OBJECTIVE -
Of all the lines in the material, how many include the word "chiede"? Reply with the number alone.

SUPPLIED MATERIAL -
◇ ◇ ◇

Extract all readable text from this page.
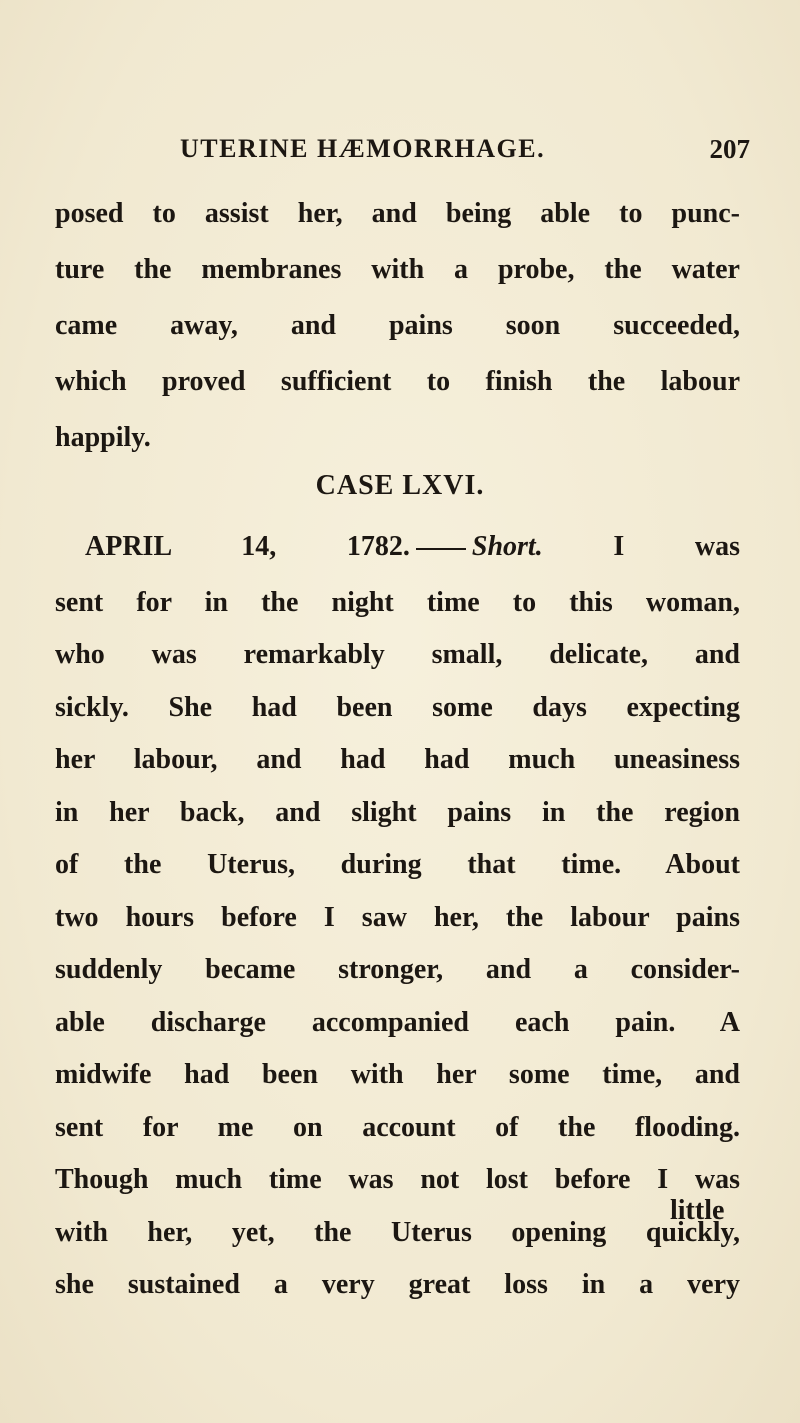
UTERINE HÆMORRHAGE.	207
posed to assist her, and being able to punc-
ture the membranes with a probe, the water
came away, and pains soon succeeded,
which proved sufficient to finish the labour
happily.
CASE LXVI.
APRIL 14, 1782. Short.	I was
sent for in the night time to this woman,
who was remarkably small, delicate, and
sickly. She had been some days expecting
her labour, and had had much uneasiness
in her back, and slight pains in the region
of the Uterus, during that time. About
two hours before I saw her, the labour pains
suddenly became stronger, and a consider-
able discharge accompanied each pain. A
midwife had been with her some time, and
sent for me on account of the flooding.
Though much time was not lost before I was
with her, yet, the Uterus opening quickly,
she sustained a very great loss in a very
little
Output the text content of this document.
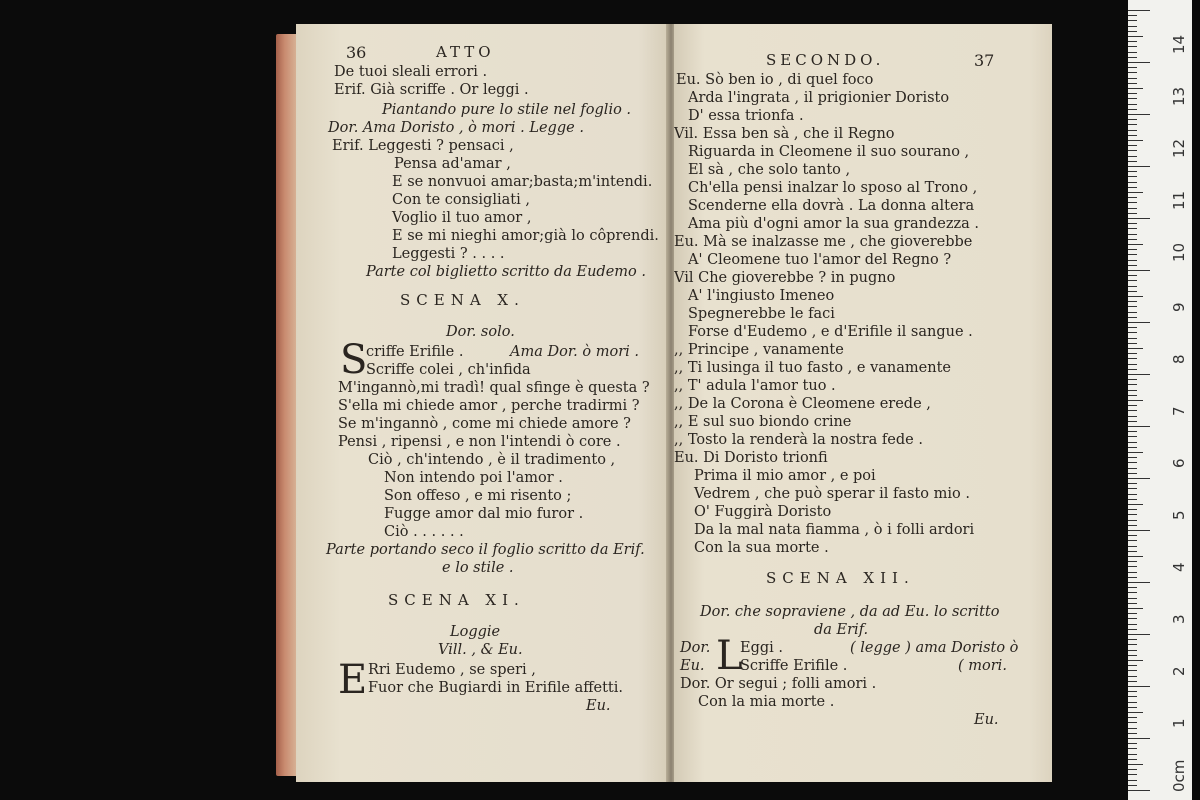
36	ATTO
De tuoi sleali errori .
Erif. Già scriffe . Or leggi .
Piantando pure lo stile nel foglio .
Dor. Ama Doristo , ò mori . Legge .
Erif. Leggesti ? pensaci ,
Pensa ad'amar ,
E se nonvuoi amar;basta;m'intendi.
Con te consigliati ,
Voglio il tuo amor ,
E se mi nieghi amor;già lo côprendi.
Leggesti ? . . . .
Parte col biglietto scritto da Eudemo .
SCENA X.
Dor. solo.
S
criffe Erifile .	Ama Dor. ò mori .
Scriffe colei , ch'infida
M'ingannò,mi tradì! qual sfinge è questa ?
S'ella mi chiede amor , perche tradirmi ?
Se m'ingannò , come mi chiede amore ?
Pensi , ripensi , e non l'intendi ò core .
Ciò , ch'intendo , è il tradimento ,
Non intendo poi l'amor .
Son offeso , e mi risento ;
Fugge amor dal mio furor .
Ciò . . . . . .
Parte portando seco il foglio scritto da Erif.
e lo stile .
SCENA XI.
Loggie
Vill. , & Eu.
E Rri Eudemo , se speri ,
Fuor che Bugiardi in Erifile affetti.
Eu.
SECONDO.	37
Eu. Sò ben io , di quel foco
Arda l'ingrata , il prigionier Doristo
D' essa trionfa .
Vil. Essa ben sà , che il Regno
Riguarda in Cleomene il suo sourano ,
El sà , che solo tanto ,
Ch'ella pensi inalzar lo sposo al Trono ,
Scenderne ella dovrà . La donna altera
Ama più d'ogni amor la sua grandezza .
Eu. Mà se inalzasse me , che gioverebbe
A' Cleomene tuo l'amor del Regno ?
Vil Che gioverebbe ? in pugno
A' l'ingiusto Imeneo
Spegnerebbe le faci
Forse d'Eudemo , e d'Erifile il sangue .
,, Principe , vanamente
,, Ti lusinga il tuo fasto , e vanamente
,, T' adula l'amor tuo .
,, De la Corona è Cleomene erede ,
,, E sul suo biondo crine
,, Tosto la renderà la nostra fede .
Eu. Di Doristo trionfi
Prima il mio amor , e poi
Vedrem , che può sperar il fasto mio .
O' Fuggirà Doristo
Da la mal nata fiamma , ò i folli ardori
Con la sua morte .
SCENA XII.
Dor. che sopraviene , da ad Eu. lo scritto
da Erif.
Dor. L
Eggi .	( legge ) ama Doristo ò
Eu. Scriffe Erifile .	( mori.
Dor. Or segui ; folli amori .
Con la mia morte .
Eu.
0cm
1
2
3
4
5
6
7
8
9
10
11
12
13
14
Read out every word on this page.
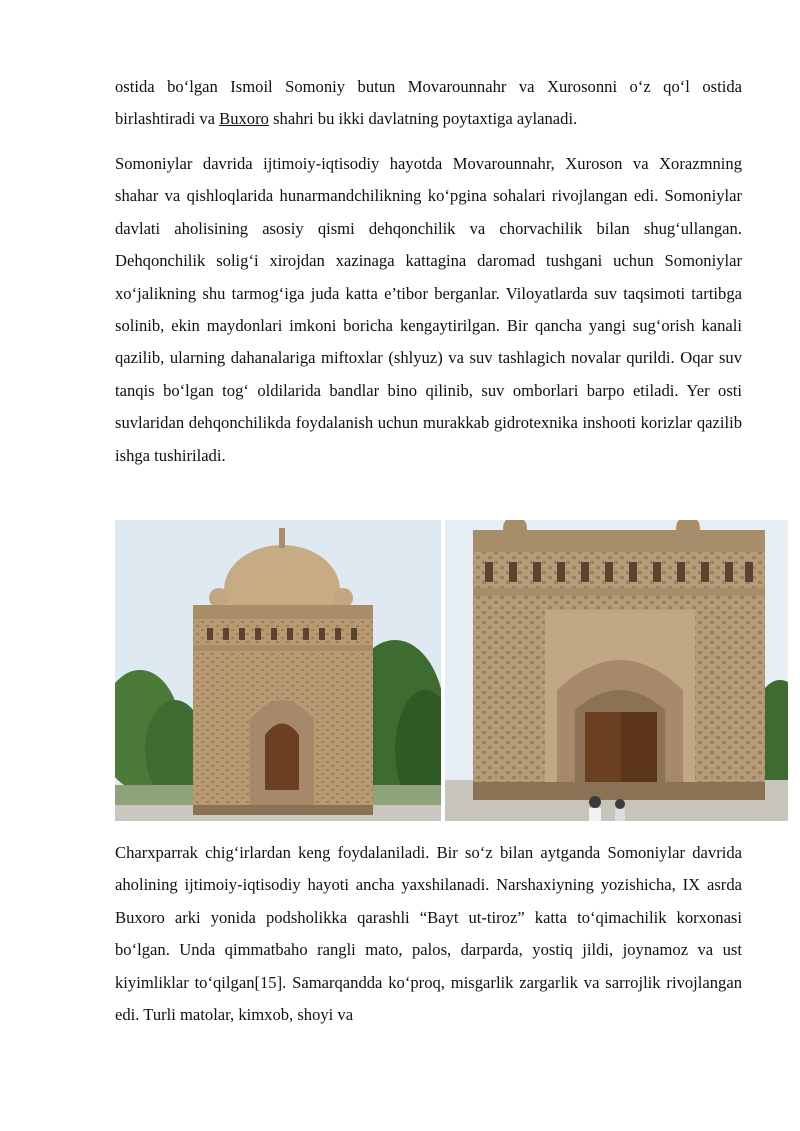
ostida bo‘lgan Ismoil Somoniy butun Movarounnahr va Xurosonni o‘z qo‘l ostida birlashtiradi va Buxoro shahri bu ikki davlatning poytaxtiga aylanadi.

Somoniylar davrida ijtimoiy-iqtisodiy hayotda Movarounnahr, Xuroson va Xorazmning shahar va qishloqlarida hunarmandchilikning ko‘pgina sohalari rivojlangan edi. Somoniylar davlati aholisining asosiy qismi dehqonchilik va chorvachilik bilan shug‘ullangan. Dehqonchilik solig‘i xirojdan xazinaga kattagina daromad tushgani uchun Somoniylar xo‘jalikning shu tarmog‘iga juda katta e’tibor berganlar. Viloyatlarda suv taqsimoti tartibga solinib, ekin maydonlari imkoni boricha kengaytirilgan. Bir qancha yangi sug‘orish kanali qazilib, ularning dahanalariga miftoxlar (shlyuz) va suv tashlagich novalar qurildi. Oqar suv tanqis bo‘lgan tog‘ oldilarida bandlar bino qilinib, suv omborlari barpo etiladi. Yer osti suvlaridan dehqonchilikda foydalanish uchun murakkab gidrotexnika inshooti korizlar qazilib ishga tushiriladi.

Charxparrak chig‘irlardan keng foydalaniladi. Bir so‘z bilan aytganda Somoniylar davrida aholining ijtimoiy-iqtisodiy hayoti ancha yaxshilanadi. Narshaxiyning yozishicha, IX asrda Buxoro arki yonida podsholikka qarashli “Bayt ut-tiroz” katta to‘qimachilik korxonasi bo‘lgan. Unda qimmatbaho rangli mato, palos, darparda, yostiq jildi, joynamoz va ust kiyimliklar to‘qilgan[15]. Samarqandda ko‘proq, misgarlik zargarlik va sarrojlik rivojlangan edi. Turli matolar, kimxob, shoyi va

◇ ◇ ◇

ANSWER FOR THIS EXERCISE -
2